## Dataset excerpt
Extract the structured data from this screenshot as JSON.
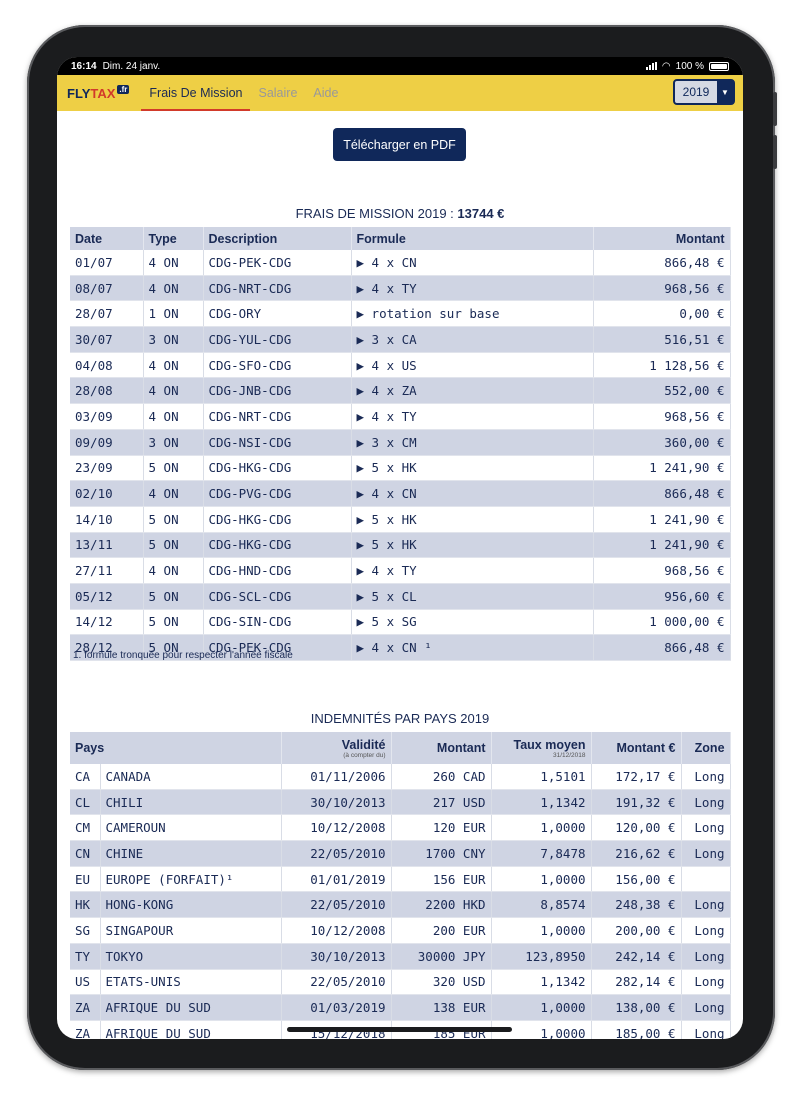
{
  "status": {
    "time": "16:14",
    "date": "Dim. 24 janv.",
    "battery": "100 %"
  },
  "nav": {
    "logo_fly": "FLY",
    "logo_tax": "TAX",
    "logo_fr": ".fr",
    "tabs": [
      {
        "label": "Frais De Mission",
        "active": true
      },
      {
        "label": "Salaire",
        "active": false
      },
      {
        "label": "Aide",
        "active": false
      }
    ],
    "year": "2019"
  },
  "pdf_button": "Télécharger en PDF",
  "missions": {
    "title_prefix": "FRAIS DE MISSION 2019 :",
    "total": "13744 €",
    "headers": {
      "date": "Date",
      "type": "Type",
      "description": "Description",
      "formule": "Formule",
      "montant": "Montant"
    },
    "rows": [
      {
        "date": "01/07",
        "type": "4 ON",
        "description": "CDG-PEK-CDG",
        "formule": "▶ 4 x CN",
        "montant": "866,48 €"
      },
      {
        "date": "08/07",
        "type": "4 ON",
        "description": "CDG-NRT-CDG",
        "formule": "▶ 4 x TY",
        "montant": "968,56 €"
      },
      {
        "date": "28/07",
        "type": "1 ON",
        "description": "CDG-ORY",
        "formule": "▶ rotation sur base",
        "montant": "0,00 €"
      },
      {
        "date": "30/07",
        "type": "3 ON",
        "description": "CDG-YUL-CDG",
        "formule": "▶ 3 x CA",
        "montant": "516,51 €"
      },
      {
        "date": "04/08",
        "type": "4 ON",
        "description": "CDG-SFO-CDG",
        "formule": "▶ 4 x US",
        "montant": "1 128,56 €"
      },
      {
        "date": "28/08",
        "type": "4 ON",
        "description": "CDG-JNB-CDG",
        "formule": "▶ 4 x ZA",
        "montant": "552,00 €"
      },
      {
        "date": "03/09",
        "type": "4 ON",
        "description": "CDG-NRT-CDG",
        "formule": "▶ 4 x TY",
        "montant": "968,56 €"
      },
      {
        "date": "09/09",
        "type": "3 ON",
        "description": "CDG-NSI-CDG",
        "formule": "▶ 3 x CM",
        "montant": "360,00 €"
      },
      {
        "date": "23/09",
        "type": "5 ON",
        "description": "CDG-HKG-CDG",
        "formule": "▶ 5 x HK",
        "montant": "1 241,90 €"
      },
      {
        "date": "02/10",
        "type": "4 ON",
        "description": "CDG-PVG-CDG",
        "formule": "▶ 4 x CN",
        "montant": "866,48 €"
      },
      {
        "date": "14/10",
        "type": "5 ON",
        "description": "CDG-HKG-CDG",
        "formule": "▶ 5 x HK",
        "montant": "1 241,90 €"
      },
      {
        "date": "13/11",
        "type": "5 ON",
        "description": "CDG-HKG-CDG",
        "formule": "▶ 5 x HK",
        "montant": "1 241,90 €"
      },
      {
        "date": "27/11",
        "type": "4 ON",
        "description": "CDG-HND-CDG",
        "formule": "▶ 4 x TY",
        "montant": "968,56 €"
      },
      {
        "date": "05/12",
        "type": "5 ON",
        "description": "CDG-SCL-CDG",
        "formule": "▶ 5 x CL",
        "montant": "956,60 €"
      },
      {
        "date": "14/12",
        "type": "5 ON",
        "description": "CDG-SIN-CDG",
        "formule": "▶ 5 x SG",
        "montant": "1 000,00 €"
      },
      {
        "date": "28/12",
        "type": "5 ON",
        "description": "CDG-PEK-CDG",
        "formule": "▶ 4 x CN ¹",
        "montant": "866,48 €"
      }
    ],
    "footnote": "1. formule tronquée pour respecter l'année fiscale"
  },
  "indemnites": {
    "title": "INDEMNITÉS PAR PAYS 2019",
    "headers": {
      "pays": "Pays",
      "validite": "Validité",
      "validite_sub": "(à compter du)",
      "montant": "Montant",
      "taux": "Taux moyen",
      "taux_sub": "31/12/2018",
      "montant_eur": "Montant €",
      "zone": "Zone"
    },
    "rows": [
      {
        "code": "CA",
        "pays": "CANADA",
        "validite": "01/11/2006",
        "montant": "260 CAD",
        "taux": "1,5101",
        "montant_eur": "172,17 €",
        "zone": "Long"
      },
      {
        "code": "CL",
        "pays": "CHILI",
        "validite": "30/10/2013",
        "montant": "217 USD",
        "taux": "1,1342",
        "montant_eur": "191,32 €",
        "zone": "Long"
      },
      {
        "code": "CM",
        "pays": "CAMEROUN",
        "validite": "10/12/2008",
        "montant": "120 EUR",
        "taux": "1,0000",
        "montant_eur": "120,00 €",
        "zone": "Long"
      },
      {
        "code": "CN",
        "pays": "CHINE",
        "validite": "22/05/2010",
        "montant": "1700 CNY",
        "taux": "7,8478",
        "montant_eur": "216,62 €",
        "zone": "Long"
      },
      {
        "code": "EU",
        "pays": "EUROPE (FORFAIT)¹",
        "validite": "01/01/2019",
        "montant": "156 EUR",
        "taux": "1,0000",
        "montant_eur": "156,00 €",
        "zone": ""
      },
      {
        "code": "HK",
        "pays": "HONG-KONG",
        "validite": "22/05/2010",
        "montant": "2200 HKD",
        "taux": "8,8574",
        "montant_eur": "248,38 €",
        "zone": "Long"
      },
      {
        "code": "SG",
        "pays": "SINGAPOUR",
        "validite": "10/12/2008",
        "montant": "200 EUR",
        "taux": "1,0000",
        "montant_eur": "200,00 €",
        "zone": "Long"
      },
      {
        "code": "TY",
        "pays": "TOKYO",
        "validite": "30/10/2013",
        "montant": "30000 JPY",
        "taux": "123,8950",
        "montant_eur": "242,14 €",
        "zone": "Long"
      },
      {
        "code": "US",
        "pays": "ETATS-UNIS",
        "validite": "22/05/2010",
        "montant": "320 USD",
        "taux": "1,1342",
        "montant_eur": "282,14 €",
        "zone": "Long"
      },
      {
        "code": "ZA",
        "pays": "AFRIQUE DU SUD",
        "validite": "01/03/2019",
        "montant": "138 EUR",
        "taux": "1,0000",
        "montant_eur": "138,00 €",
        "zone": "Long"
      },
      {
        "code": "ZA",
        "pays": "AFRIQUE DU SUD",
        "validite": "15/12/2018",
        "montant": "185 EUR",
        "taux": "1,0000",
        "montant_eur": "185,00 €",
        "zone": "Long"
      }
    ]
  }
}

## Objective
Repeat each entry exactly. Pictures do not belong in the copy.

## Finished task
Extract the structured data from this screenshot as JSON.
{
  "status": {
    "time": "16:14",
    "date": "Dim. 24 janv.",
    "battery": "100 %"
  },
  "nav": {
    "logo_fly": "FLY",
    "logo_tax": "TAX",
    "logo_fr": ".fr",
    "tabs": [
      {
        "label": "Frais De Mission",
        "active": true
      },
      {
        "label": "Salaire",
        "active": false
      },
      {
        "label": "Aide",
        "active": false
      }
    ],
    "year": "2019"
  },
  "pdf_button": "Télécharger en PDF",
  "missions": {
    "title_prefix": "FRAIS DE MISSION 2019 :",
    "total": "13744 €",
    "headers": {
      "date": "Date",
      "type": "Type",
      "description": "Description",
      "formule": "Formule",
      "montant": "Montant"
    },
    "rows": [
      {
        "date": "01/07",
        "type": "4 ON",
        "description": "CDG-PEK-CDG",
        "formule": "▶ 4 x CN",
        "montant": "866,48 €"
      },
      {
        "date": "08/07",
        "type": "4 ON",
        "description": "CDG-NRT-CDG",
        "formule": "▶ 4 x TY",
        "montant": "968,56 €"
      },
      {
        "date": "28/07",
        "type": "1 ON",
        "description": "CDG-ORY",
        "formule": "▶ rotation sur base",
        "montant": "0,00 €"
      },
      {
        "date": "30/07",
        "type": "3 ON",
        "description": "CDG-YUL-CDG",
        "formule": "▶ 3 x CA",
        "montant": "516,51 €"
      },
      {
        "date": "04/08",
        "type": "4 ON",
        "description": "CDG-SFO-CDG",
        "formule": "▶ 4 x US",
        "montant": "1 128,56 €"
      },
      {
        "date": "28/08",
        "type": "4 ON",
        "description": "CDG-JNB-CDG",
        "formule": "▶ 4 x ZA",
        "montant": "552,00 €"
      },
      {
        "date": "03/09",
        "type": "4 ON",
        "description": "CDG-NRT-CDG",
        "formule": "▶ 4 x TY",
        "montant": "968,56 €"
      },
      {
        "date": "09/09",
        "type": "3 ON",
        "description": "CDG-NSI-CDG",
        "formule": "▶ 3 x CM",
        "montant": "360,00 €"
      },
      {
        "date": "23/09",
        "type": "5 ON",
        "description": "CDG-HKG-CDG",
        "formule": "▶ 5 x HK",
        "montant": "1 241,90 €"
      },
      {
        "date": "02/10",
        "type": "4 ON",
        "description": "CDG-PVG-CDG",
        "formule": "▶ 4 x CN",
        "montant": "866,48 €"
      },
      {
        "date": "14/10",
        "type": "5 ON",
        "description": "CDG-HKG-CDG",
        "formule": "▶ 5 x HK",
        "montant": "1 241,90 €"
      },
      {
        "date": "13/11",
        "type": "5 ON",
        "description": "CDG-HKG-CDG",
        "formule": "▶ 5 x HK",
        "montant": "1 241,90 €"
      },
      {
        "date": "27/11",
        "type": "4 ON",
        "description": "CDG-HND-CDG",
        "formule": "▶ 4 x TY",
        "montant": "968,56 €"
      },
      {
        "date": "05/12",
        "type": "5 ON",
        "description": "CDG-SCL-CDG",
        "formule": "▶ 5 x CL",
        "montant": "956,60 €"
      },
      {
        "date": "14/12",
        "type": "5 ON",
        "description": "CDG-SIN-CDG",
        "formule": "▶ 5 x SG",
        "montant": "1 000,00 €"
      },
      {
        "date": "28/12",
        "type": "5 ON",
        "description": "CDG-PEK-CDG",
        "formule": "▶ 4 x CN ¹",
        "montant": "866,48 €"
      }
    ],
    "footnote": "1. formule tronquée pour respecter l'année fiscale"
  },
  "indemnites": {
    "title": "INDEMNITÉS PAR PAYS 2019",
    "headers": {
      "pays": "Pays",
      "validite": "Validité",
      "validite_sub": "(à compter du)",
      "montant": "Montant",
      "taux": "Taux moyen",
      "taux_sub": "31/12/2018",
      "montant_eur": "Montant €",
      "zone": "Zone"
    },
    "rows": [
      {
        "code": "CA",
        "pays": "CANADA",
        "validite": "01/11/2006",
        "montant": "260 CAD",
        "taux": "1,5101",
        "montant_eur": "172,17 €",
        "zone": "Long"
      },
      {
        "code": "CL",
        "pays": "CHILI",
        "validite": "30/10/2013",
        "montant": "217 USD",
        "taux": "1,1342",
        "montant_eur": "191,32 €",
        "zone": "Long"
      },
      {
        "code": "CM",
        "pays": "CAMEROUN",
        "validite": "10/12/2008",
        "montant": "120 EUR",
        "taux": "1,0000",
        "montant_eur": "120,00 €",
        "zone": "Long"
      },
      {
        "code": "CN",
        "pays": "CHINE",
        "validite": "22/05/2010",
        "montant": "1700 CNY",
        "taux": "7,8478",
        "montant_eur": "216,62 €",
        "zone": "Long"
      },
      {
        "code": "EU",
        "pays": "EUROPE (FORFAIT)¹",
        "validite": "01/01/2019",
        "montant": "156 EUR",
        "taux": "1,0000",
        "montant_eur": "156,00 €",
        "zone": ""
      },
      {
        "code": "HK",
        "pays": "HONG-KONG",
        "validite": "22/05/2010",
        "montant": "2200 HKD",
        "taux": "8,8574",
        "montant_eur": "248,38 €",
        "zone": "Long"
      },
      {
        "code": "SG",
        "pays": "SINGAPOUR",
        "validite": "10/12/2008",
        "montant": "200 EUR",
        "taux": "1,0000",
        "montant_eur": "200,00 €",
        "zone": "Long"
      },
      {
        "code": "TY",
        "pays": "TOKYO",
        "validite": "30/10/2013",
        "montant": "30000 JPY",
        "taux": "123,8950",
        "montant_eur": "242,14 €",
        "zone": "Long"
      },
      {
        "code": "US",
        "pays": "ETATS-UNIS",
        "validite": "22/05/2010",
        "montant": "320 USD",
        "taux": "1,1342",
        "montant_eur": "282,14 €",
        "zone": "Long"
      },
      {
        "code": "ZA",
        "pays": "AFRIQUE DU SUD",
        "validite": "01/03/2019",
        "montant": "138 EUR",
        "taux": "1,0000",
        "montant_eur": "138,00 €",
        "zone": "Long"
      },
      {
        "code": "ZA",
        "pays": "AFRIQUE DU SUD",
        "validite": "15/12/2018",
        "montant": "185 EUR",
        "taux": "1,0000",
        "montant_eur": "185,00 €",
        "zone": "Long"
      }
    ]
  }
}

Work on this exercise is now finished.